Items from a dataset
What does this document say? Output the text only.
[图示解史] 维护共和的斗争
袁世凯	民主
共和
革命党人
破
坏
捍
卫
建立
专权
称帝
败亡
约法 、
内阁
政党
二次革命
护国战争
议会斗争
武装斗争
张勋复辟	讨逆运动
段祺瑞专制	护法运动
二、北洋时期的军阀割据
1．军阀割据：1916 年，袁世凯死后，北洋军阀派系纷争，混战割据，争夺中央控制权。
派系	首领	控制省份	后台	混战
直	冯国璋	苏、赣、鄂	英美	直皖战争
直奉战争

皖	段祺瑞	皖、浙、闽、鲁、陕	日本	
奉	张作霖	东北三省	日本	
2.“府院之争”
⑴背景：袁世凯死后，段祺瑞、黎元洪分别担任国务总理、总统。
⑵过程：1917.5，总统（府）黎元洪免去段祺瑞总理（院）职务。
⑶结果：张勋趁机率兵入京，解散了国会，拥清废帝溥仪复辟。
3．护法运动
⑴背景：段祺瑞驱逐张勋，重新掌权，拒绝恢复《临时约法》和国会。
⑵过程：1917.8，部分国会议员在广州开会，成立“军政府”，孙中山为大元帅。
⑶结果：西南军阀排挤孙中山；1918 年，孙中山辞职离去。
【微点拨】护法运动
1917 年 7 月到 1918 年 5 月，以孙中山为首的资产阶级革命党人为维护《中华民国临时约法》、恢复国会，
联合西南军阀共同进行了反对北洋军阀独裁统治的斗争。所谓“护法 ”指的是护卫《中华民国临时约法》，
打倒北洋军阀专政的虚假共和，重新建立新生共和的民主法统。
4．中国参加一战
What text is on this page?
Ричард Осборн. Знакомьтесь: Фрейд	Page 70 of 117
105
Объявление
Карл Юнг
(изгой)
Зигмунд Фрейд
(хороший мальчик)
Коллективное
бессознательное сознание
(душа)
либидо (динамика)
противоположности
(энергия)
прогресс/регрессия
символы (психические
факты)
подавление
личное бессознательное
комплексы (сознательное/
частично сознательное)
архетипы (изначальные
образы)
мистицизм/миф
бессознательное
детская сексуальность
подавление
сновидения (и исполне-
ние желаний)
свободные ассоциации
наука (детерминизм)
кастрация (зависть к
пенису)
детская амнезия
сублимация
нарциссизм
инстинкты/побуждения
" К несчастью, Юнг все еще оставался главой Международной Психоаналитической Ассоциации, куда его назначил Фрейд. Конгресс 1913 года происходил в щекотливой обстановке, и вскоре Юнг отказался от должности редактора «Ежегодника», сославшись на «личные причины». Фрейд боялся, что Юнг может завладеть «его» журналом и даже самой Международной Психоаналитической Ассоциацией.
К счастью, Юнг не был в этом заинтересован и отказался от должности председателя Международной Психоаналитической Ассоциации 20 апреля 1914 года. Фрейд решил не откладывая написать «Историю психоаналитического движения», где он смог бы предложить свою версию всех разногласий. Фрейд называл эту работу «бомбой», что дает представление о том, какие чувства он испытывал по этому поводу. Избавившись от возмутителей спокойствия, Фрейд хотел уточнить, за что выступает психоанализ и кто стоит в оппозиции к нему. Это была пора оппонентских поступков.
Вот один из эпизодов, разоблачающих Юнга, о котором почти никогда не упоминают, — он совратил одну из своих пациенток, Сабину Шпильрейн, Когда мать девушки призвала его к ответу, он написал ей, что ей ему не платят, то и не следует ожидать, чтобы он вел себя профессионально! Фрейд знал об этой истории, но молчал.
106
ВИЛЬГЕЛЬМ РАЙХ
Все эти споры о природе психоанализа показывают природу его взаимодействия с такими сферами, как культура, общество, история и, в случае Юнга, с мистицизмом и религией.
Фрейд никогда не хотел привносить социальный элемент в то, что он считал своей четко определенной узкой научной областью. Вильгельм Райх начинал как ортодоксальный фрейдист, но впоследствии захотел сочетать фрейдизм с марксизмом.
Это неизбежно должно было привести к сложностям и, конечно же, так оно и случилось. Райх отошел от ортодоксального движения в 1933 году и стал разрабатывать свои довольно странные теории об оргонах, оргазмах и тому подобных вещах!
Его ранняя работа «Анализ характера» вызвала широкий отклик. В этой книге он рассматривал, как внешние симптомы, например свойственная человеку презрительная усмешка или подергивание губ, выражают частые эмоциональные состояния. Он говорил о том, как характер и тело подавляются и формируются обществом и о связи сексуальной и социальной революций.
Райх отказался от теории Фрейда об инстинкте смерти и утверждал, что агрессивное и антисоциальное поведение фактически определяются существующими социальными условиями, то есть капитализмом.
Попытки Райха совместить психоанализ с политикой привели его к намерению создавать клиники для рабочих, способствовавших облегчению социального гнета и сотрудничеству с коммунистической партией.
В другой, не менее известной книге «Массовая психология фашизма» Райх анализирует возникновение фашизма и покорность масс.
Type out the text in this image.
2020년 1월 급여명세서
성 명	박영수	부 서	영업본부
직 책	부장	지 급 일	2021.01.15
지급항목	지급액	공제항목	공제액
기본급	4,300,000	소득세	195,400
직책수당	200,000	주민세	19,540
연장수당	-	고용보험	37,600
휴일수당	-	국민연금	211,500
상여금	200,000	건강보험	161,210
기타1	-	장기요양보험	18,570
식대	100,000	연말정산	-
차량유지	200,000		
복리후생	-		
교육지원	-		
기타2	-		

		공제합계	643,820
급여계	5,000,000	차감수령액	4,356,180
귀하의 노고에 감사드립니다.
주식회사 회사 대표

--

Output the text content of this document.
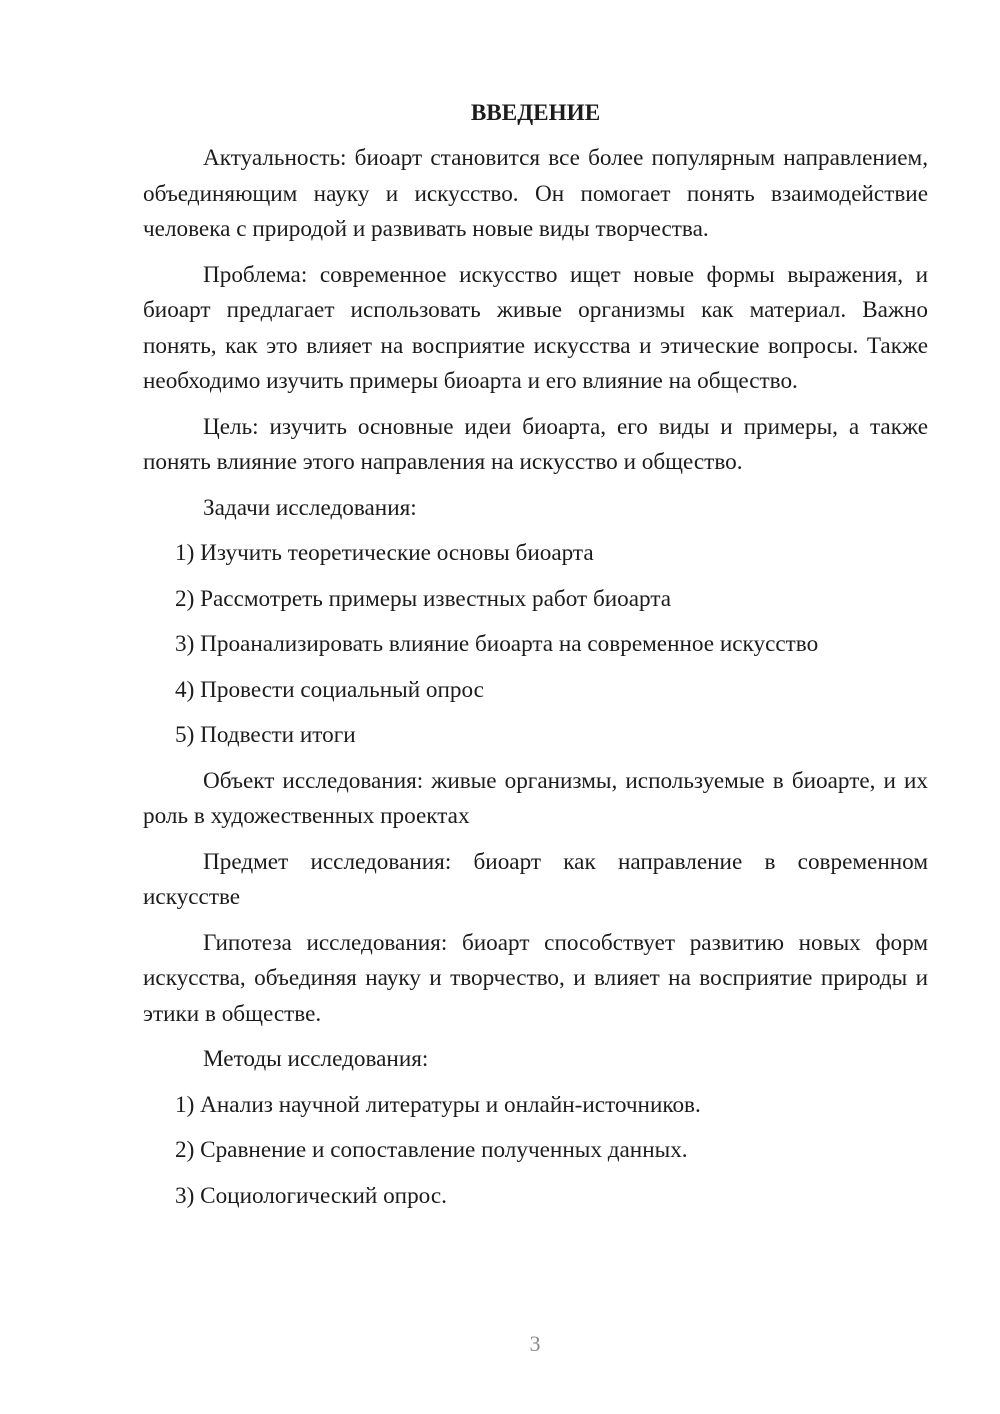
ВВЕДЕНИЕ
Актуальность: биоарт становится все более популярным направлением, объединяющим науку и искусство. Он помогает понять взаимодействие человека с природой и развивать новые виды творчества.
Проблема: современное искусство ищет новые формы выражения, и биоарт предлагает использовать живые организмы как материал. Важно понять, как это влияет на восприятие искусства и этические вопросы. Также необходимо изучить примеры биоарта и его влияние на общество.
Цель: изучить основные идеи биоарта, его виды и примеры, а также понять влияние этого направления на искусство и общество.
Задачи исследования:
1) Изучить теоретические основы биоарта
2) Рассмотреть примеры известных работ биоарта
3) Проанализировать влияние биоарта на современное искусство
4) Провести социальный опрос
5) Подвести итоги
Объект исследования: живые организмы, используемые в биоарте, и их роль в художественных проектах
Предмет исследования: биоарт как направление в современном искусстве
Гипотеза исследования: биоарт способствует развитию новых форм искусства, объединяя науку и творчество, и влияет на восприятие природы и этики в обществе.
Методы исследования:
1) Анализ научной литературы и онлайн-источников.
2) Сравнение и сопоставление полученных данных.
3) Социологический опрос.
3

--

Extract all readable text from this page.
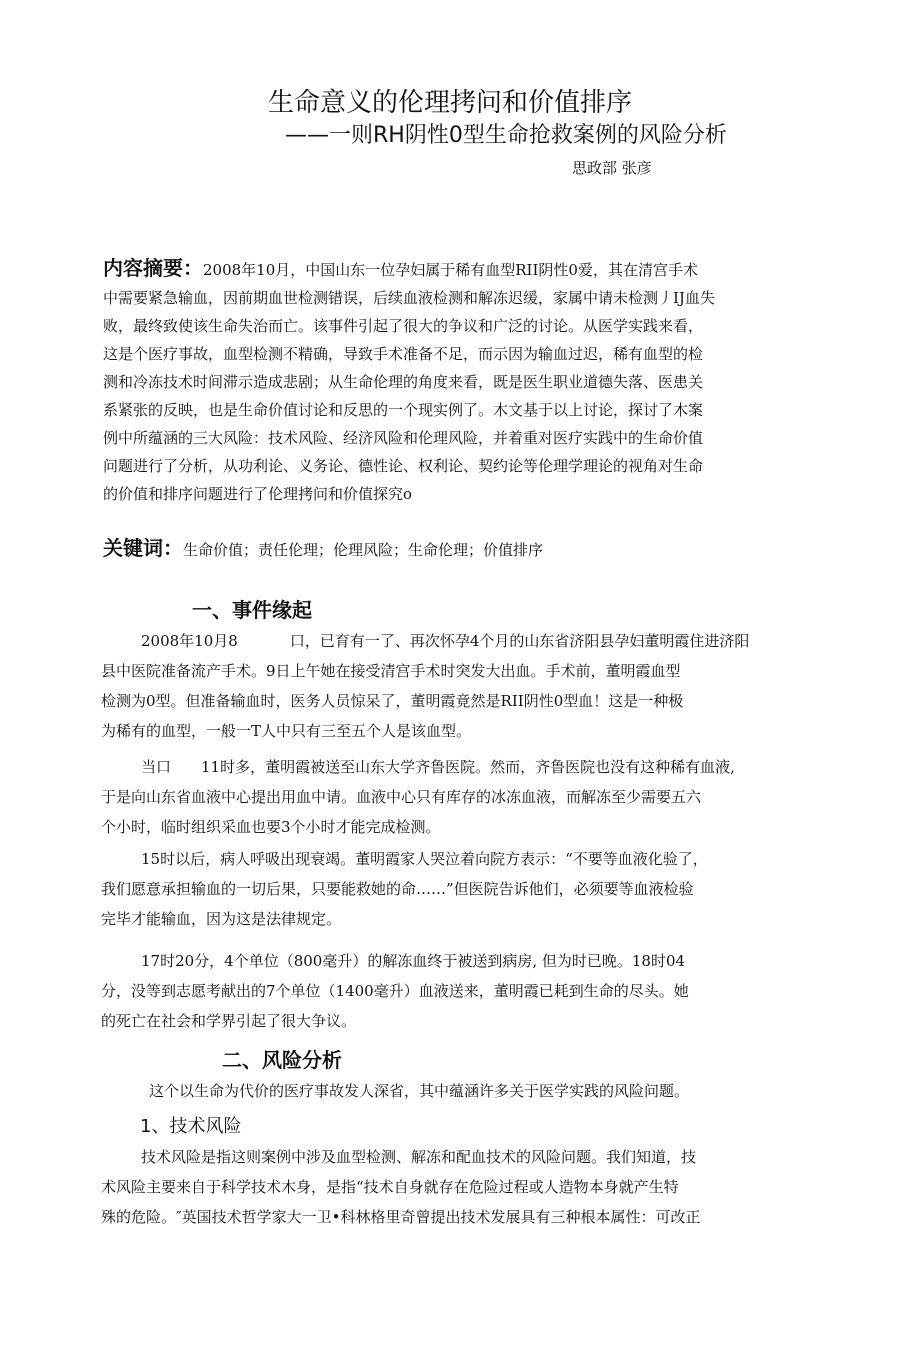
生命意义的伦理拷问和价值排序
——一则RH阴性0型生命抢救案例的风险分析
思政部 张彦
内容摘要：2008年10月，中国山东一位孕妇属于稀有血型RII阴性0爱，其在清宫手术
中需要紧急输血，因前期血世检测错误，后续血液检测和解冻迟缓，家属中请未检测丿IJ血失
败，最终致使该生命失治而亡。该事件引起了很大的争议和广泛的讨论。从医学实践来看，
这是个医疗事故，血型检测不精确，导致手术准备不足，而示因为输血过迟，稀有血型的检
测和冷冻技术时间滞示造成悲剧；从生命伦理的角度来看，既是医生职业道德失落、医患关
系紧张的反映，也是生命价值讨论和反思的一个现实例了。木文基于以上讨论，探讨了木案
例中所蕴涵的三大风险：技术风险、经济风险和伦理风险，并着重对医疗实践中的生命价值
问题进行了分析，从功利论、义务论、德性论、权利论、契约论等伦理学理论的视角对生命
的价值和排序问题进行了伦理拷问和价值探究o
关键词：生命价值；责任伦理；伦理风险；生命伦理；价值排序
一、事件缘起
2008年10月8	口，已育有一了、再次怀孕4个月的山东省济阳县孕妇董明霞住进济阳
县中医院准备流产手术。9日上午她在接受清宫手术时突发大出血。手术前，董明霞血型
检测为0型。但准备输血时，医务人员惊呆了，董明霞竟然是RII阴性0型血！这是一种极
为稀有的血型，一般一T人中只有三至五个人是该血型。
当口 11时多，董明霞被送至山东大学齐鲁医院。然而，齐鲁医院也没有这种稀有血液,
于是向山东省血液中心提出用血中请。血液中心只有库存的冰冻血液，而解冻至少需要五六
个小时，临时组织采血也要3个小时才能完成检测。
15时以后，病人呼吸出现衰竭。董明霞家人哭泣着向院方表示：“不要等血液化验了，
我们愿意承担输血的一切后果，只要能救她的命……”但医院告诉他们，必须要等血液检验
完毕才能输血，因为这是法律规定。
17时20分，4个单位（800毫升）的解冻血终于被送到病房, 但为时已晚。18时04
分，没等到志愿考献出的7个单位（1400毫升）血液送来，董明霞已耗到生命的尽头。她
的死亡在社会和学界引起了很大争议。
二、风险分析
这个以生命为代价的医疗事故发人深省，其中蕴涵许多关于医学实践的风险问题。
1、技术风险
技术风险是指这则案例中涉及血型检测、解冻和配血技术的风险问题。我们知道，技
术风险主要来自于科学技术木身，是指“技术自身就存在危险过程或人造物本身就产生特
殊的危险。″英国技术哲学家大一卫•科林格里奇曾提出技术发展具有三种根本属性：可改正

• **EXERCISE REQUIREMENTS**: Look through the data above. Find each line with the string "восприятие" and copy it.

• **FULL OUTPUT**:
Проблема: современное искусство ищет новые формы выражения, и биоарт предлагает использовать живые организмы как материал. Важно понять, как это влияет на восприятие искусства и этические вопросы. Также необходимо изучить примеры биоарта и его влияние на общество.
Гипотеза исследования: биоарт способствует развитию новых форм искусства, объединяя науку и творчество, и влияет на восприятие природы и этики в обществе.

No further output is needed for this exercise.